RECORDS SUPPLIED »
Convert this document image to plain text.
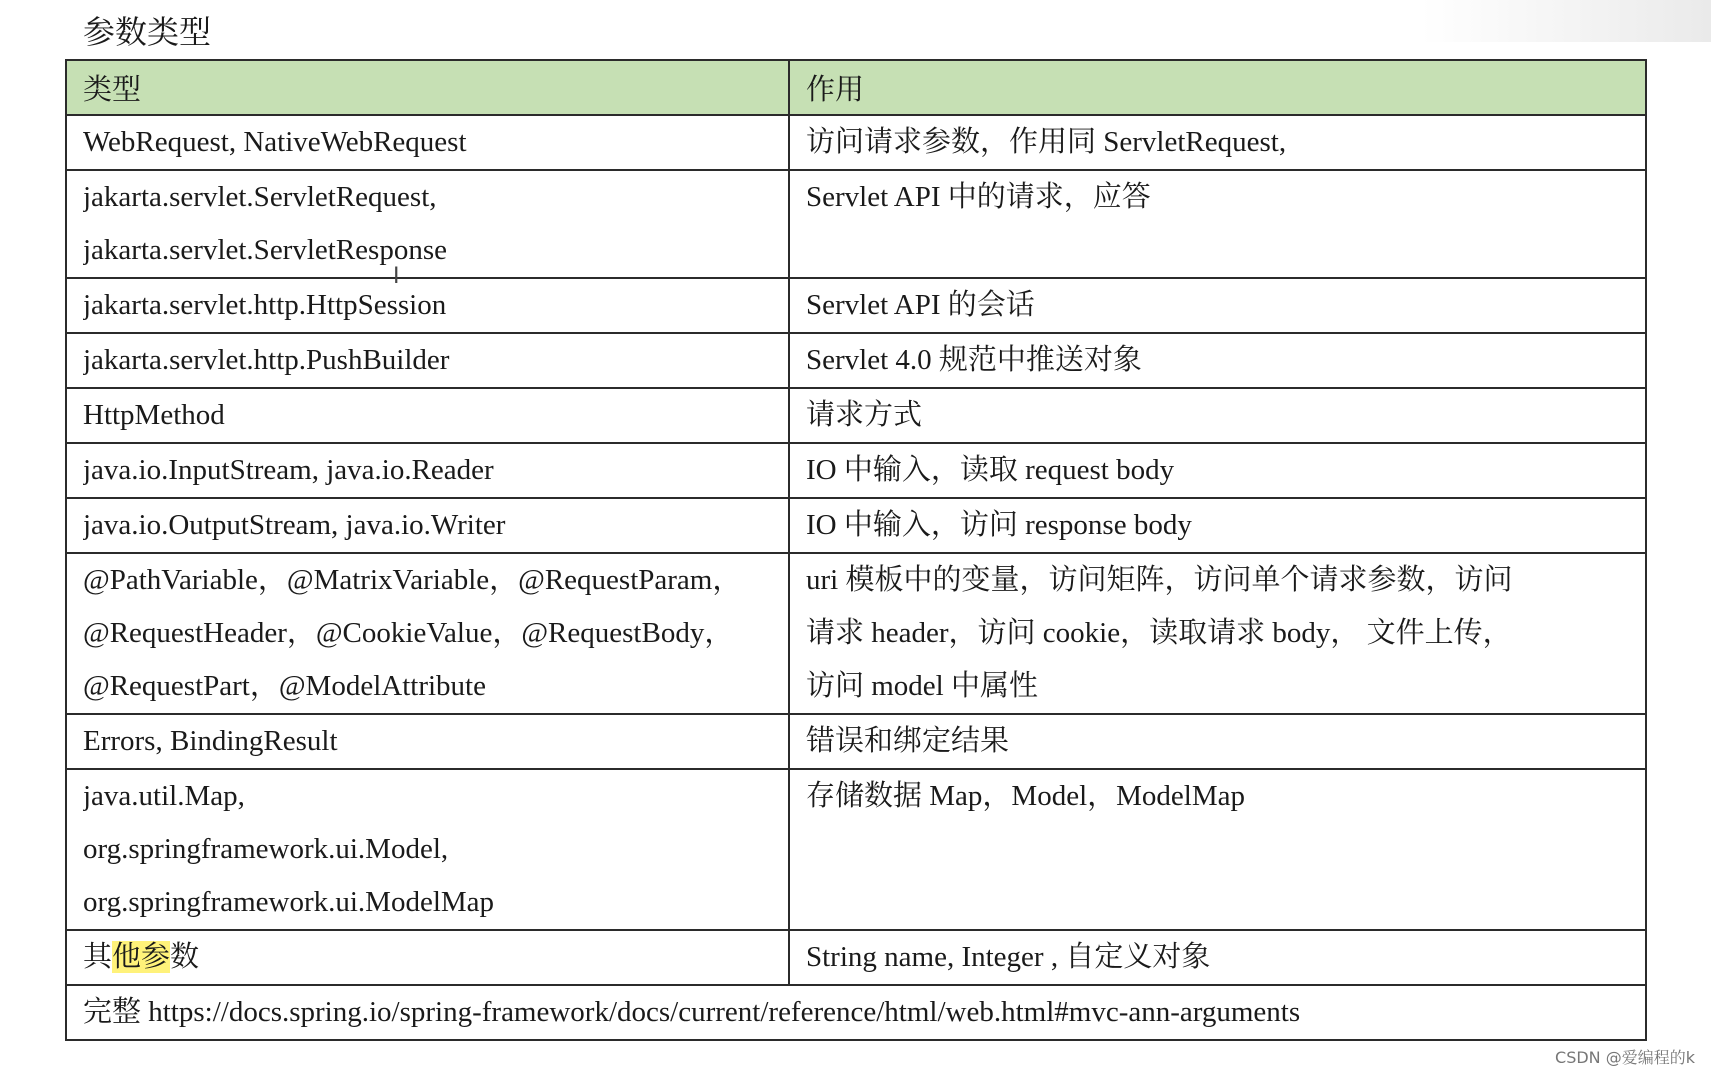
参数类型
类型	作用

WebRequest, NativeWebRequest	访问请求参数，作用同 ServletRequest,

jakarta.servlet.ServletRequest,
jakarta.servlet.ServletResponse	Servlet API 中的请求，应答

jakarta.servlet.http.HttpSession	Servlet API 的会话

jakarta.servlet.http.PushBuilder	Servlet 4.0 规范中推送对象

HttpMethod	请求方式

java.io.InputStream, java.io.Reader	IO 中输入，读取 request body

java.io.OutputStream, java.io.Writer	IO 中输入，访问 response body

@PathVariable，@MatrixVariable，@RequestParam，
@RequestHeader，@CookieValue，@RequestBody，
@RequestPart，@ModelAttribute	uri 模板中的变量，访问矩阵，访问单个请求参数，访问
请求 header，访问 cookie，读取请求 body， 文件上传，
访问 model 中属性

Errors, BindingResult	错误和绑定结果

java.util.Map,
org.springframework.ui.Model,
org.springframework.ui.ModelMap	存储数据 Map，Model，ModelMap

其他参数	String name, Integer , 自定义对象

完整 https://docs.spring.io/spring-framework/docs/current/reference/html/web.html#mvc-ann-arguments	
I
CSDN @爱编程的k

GIVEN TASK » Reproduce each entry precisely. Leave the pictures out.

THE RESULT »
Convert this document image to plain text.
参数类型
类型	作用

WebRequest, NativeWebRequest	访问请求参数，作用同 ServletRequest,

jakarta.servlet.ServletRequest,
jakarta.servlet.ServletResponse	Servlet API 中的请求，应答

jakarta.servlet.http.HttpSession	Servlet API 的会话

jakarta.servlet.http.PushBuilder	Servlet 4.0 规范中推送对象

HttpMethod	请求方式

java.io.InputStream, java.io.Reader	IO 中输入，读取 request body

java.io.OutputStream, java.io.Writer	IO 中输入，访问 response body

@PathVariable，@MatrixVariable，@RequestParam，
@RequestHeader，@CookieValue，@RequestBody，
@RequestPart，@ModelAttribute	uri 模板中的变量，访问矩阵，访问单个请求参数，访问
请求 header，访问 cookie，读取请求 body， 文件上传，
访问 model 中属性

Errors, BindingResult	错误和绑定结果

java.util.Map,
org.springframework.ui.Model,
org.springframework.ui.ModelMap	存储数据 Map，Model，ModelMap

其他参数	String name, Integer , 自定义对象

完整 https://docs.spring.io/spring-framework/docs/current/reference/html/web.html#mvc-ann-arguments	
I
CSDN @爱编程的k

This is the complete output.